**Page**
(begin)

# Tanning Salons in Dubai



## Amtmann (May 9, 2012)

I'm looking for a tanning salon in Dubai so that I can build up a bit of a tan before going on a tropical-island vacation.

In my country, you can go to a salon that allows you to specify the number of minutes (usually only 3 or 4 minutes).

I know there's one place in Uptown Mirdif but the minimum time spent in the bed is 8 minutes - for someone as fair-skinned as me, this sounds really dangerous (and painful)! But, I'm told that the power of the lamps is "low". Cost for 8 mins: 80 dirhams!

Does anyone know of a more flexible alternative salon?


----------



## JonGard (Aug 18, 2013)

There's a place in Souk al Manzil, opposite The Palace Hotel, Downtown.

Do a few minute sessions I think


----------



## twowheelsgood (Feb 21, 2013)

Use the search function - the question was asked earlier this year by someone with a need for a controlled amount of UV.


----------



## Amtmann (May 9, 2012)

I think that one is Mega Sun Lounge, which is a chain that allows a minimum of 8 minutes. I am having no success in convincing the Indians, Arabs and Filipinos working there that 8 minutes might be much too long for people who are very pale.


----------



## JonGard (Aug 18, 2013)

Why can't you just pay for 8-minutes and get out early?


----------



## Amtmann (May 9, 2012)

JonGard said:


> Why can't you just pay for 8-minutes and get out early?


You can call me a cheapskate but 80 dirhams seems a bit of waste.


----------



## Amtmann (May 9, 2012)

twowheelsgood said:


> Use the search function - the question was asked earlier this year by someone with a need for a controlled amount of UV.


Thanks, got it. 

In case a smarty pants comes along yearning to suggest I use the G2-type star in the sky, that won't work for me. 

a) Far too hot
b) I live far from a beach
c) I don't tan in Dubai (too much dust in the atmosphere)


----------



## twowheelsgood (Feb 21, 2013)

Amtmann said:


> Thanks, got it.
> 
> In case a smarty pants comes along yearning to suggest I use the G2-type star in the sky, that won't work for me.
> 
> ...


a Rubbish - come in after a few minutes. You'll find there is only a couple of degrees difference between the beach and the inland areas. i know this as I cycle both regularly.

b Doesn't the sun work for four minutes way from the beach then ? If you'r trying to get less than 8 minutes, then try standing outside for less time. Last time i did the calculation, being 93 million miles from the big G2 up there means that going at a right angle to the beam of light traversing 93 million miles, given negligible difference in radiancy.

c You just alter the length of time outside, to suit the exposure required. Unless you;re in the middle of a sandstorm, the effect is negligible. All of my tan comes from the desert rather than the beach.

Its entirely your skin, but I think you come from the same groups as the original poster. It will work for you but for some bizarre reason you think a sunbed is safer than outside. Fair enough, but lets not kid ourselves that its a logical decision.


----------



## Amtmann (May 9, 2012)

Where can I strip off outside of a beach and tanning bed? I don't have any suitable place.


----------



## Amtmann (May 9, 2012)

(end)

**Supplied information**
(begin)

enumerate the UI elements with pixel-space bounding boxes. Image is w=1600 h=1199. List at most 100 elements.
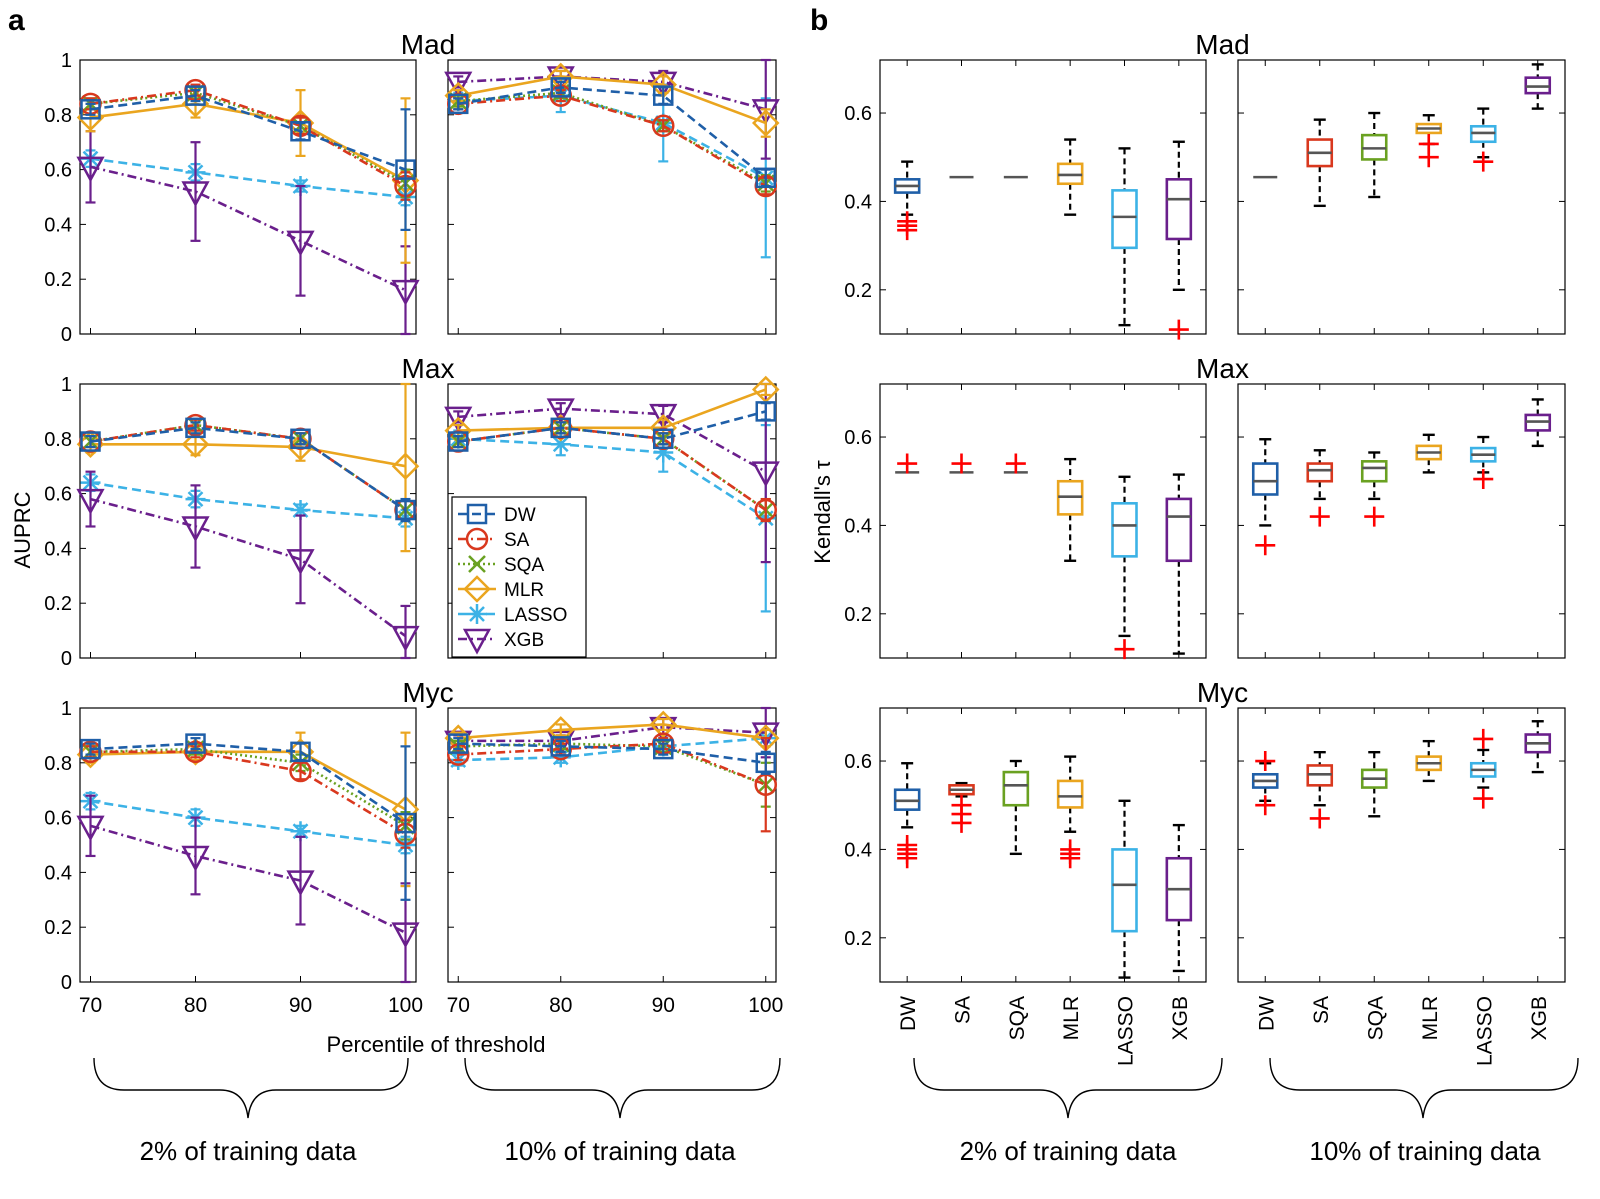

(end)

**Written problem 1**
Please translate this sentence from the Dubai tanning salon thread into Spanish: "I'm looking for a tanning salon in Dubai so that I can build up a bit of a tan before going on a tropical-island vacation."
**Written problem 2**
Continue the Dubai tanning salon thread from its final line.

**Task response 1**
Estoy buscando un salón de bronceado en Dubái para poder broncearme un poco antes de irme de vacaciones a una isla tropical.

**Task response 2**
Your post is a little obnoxious, in keeping with the general tenor of this forum. You seem to assume that neither I nor the fellow who posted the previous thread have considered some fairly obvious points:



twowheelsgood said:


> a Rubbish - come in after a few minutes. You'll find there is only a couple of degrees difference between the beach and the inland areas. i know this as I cycle both regularly.


Not everyone is the same. What's tolerable for you may not be tolerable for someone else. Summer heat here is not tolerable for me.



> b Doesn't the sun work for four minutes way from the beach then ? If you'r trying to get less than 8 minutes, then try standing outside for less time. Last time i did the calculation, being 93 million miles from the big G2 up there means that going at a right angle to the beam of light traversing 93 million miles, given negligible difference in radiancy.


Whatever. My impediment is that there is no place near me where someone can strip off for _any_ amount of minutes. Not everyone lives near a beach or has a communal outside space in their building for tanning, BBQs, or swimming. Similarly, no everyone lives in a villa with a private lawn.



> c You just alter the length of time outside, to suit the exposure required. Unless you;re in the middle of a sandstorm, the effect is negligible. All of my tan comes from the desert rather than the beach.


As I said above, not everyone is the same. I went to the beach for whole days back to back during "winter" and did not tan at all. Yet a few minutes in the sun when in the Philippines, Ireland, or Germany will scald me.



> Its entirely your skin, but I think you come from the same groups as the original poster. It will work for you but for some bizarre reason you think a sunbed is safer than outside. Fair enough, but lets not kid ourselves that its a logical decision.


Typical discussion forum pontificating. If you don't know the answer to the question asked, you don't have to sermonize instead.


----------



## twowheelsgood (Feb 21, 2013)

Sounds like you have a bigger issue than getting a tan.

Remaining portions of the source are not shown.